### What needs to be done
Search the material below for the word "this". Copy every line that has it.

### Records to process
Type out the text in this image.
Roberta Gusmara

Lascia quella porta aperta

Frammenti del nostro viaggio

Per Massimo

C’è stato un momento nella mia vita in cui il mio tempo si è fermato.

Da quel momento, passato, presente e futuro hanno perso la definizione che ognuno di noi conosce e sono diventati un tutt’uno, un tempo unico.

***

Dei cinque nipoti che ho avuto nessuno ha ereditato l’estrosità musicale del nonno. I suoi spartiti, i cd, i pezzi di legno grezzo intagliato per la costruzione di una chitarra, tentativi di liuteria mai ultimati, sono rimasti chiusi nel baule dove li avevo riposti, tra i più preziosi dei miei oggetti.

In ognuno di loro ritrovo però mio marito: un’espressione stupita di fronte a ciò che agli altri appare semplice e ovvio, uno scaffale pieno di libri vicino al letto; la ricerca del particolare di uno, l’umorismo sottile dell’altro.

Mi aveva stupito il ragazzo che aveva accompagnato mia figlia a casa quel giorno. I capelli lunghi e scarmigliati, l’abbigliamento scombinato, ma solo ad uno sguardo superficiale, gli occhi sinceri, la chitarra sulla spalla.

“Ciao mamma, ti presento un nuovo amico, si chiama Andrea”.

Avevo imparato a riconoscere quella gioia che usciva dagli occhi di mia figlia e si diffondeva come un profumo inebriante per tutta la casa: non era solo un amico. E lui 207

==

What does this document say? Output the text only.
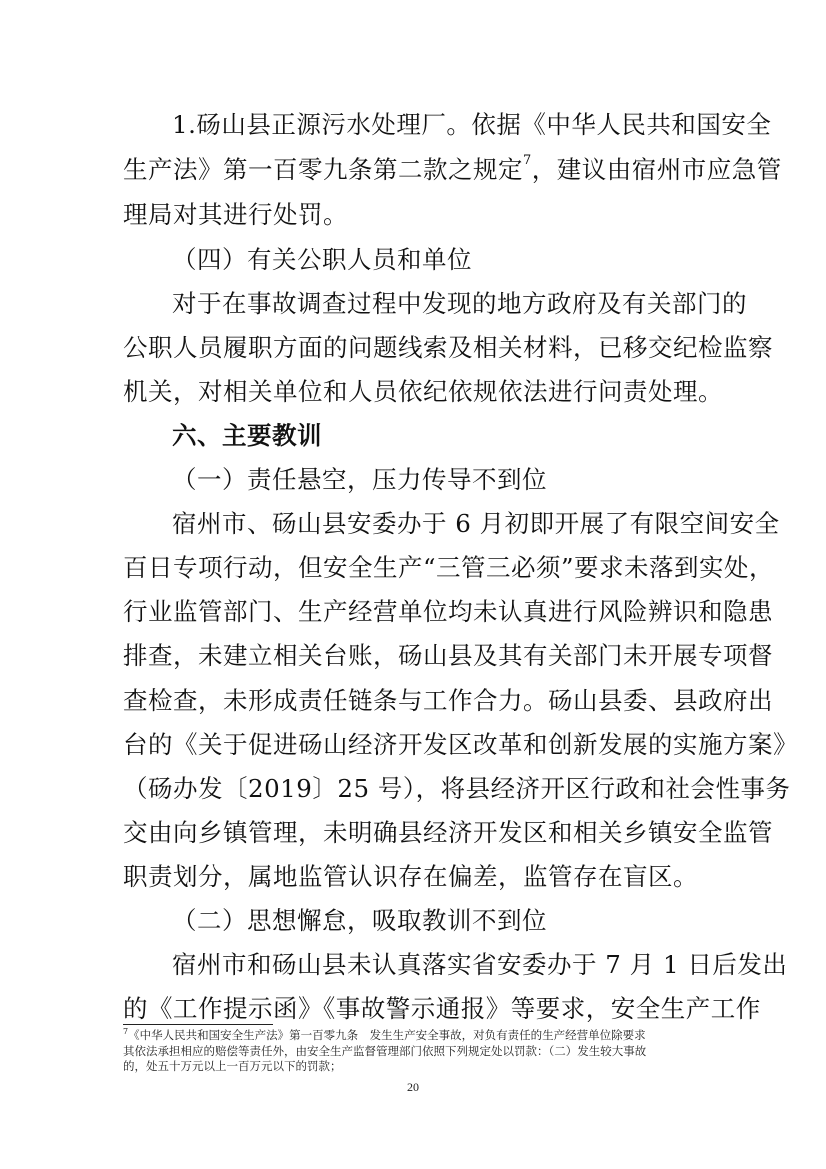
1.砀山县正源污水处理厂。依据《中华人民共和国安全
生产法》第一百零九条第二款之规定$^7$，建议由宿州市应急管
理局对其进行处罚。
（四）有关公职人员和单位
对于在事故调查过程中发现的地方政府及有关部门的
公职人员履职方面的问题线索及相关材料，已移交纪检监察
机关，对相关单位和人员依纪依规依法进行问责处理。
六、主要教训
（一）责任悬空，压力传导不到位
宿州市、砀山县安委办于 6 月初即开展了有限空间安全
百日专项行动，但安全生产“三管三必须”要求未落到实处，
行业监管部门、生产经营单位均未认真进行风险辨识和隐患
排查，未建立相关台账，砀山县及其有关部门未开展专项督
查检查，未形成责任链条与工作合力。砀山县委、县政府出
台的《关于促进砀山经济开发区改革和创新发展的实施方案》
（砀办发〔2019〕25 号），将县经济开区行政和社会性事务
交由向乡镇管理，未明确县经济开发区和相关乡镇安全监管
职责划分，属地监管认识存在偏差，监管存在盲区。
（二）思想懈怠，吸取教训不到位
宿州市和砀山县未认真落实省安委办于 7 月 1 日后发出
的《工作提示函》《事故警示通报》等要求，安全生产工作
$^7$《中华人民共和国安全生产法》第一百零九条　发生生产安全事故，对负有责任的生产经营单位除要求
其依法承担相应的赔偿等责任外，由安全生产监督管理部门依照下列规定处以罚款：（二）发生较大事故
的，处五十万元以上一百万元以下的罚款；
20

### Written answer
Type out the text in this image.
What does this document say? Output the text only.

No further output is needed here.